• _Dataset entries_
____

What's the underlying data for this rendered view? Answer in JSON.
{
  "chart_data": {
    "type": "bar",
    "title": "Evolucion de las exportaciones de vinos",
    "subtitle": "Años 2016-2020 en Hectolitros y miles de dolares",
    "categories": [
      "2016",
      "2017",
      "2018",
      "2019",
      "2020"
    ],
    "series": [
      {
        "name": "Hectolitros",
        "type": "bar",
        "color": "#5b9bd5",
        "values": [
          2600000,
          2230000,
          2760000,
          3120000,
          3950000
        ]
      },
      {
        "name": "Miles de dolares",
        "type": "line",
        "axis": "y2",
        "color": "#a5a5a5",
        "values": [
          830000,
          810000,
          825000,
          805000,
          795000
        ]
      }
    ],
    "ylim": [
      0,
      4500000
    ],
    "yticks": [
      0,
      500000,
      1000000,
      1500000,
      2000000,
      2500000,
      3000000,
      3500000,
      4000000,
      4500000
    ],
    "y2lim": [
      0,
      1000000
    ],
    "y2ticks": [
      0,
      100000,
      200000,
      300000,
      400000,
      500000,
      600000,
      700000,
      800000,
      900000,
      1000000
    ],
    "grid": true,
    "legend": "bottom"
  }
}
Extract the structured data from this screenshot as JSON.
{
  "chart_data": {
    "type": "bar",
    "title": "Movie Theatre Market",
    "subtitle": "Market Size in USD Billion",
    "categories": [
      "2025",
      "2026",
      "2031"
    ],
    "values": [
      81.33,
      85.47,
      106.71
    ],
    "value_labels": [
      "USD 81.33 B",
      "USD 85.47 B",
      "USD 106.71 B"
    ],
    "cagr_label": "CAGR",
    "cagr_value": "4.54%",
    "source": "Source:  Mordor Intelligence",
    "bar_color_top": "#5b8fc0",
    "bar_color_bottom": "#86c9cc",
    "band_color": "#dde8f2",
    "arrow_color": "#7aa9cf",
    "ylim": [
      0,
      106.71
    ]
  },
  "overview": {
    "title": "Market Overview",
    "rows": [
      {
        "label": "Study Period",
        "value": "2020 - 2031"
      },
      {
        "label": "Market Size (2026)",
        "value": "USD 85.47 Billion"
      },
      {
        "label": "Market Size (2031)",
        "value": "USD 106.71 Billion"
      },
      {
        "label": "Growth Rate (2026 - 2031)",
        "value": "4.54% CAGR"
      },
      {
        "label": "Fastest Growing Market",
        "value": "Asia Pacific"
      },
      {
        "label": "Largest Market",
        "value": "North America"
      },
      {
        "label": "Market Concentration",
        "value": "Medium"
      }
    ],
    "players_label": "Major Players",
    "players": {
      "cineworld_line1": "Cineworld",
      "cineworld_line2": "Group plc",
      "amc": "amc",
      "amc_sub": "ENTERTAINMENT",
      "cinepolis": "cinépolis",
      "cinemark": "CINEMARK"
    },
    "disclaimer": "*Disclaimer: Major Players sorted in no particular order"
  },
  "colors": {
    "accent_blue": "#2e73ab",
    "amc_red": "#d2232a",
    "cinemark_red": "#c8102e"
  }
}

____

• _Stated goal_
Retype all of the material, keeping each line exact.

• _Problem solution_
What's the underlying data for this rendered view? Answer in JSON.
{
  "chart_data": {
    "type": "bar",
    "title": "Evolucion de las exportaciones de vinos",
    "subtitle": "Años 2016-2020 en Hectolitros y miles de dolares",
    "categories": [
      "2016",
      "2017",
      "2018",
      "2019",
      "2020"
    ],
    "series": [
      {
        "name": "Hectolitros",
        "type": "bar",
        "color": "#5b9bd5",
        "values": [
          2600000,
          2230000,
          2760000,
          3120000,
          3950000
        ]
      },
      {
        "name": "Miles de dolares",
        "type": "line",
        "axis": "y2",
        "color": "#a5a5a5",
        "values": [
          830000,
          810000,
          825000,
          805000,
          795000
        ]
      }
    ],
    "ylim": [
      0,
      4500000
    ],
    "yticks": [
      0,
      500000,
      1000000,
      1500000,
      2000000,
      2500000,
      3000000,
      3500000,
      4000000,
      4500000
    ],
    "y2lim": [
      0,
      1000000
    ],
    "y2ticks": [
      0,
      100000,
      200000,
      300000,
      400000,
      500000,
      600000,
      700000,
      800000,
      900000,
      1000000
    ],
    "grid": true,
    "legend": "bottom"
  }
}
Extract the structured data from this screenshot as JSON.
{
  "chart_data": {
    "type": "bar",
    "title": "Movie Theatre Market",
    "subtitle": "Market Size in USD Billion",
    "categories": [
      "2025",
      "2026",
      "2031"
    ],
    "values": [
      81.33,
      85.47,
      106.71
    ],
    "value_labels": [
      "USD 81.33 B",
      "USD 85.47 B",
      "USD 106.71 B"
    ],
    "cagr_label": "CAGR",
    "cagr_value": "4.54%",
    "source": "Source:  Mordor Intelligence",
    "bar_color_top": "#5b8fc0",
    "bar_color_bottom": "#86c9cc",
    "band_color": "#dde8f2",
    "arrow_color": "#7aa9cf",
    "ylim": [
      0,
      106.71
    ]
  },
  "overview": {
    "title": "Market Overview",
    "rows": [
      {
        "label": "Study Period",
        "value": "2020 - 2031"
      },
      {
        "label": "Market Size (2026)",
        "value": "USD 85.47 Billion"
      },
      {
        "label": "Market Size (2031)",
        "value": "USD 106.71 Billion"
      },
      {
        "label": "Growth Rate (2026 - 2031)",
        "value": "4.54% CAGR"
      },
      {
        "label": "Fastest Growing Market",
        "value": "Asia Pacific"
      },
      {
        "label": "Largest Market",
        "value": "North America"
      },
      {
        "label": "Market Concentration",
        "value": "Medium"
      }
    ],
    "players_label": "Major Players",
    "players": {
      "cineworld_line1": "Cineworld",
      "cineworld_line2": "Group plc",
      "amc": "amc",
      "amc_sub": "ENTERTAINMENT",
      "cinepolis": "cinépolis",
      "cinemark": "CINEMARK"
    },
    "disclaimer": "*Disclaimer: Major Players sorted in no particular order"
  },
  "colors": {
    "accent_blue": "#2e73ab",
    "amc_red": "#d2232a",
    "cinemark_red": "#c8102e"
  }
}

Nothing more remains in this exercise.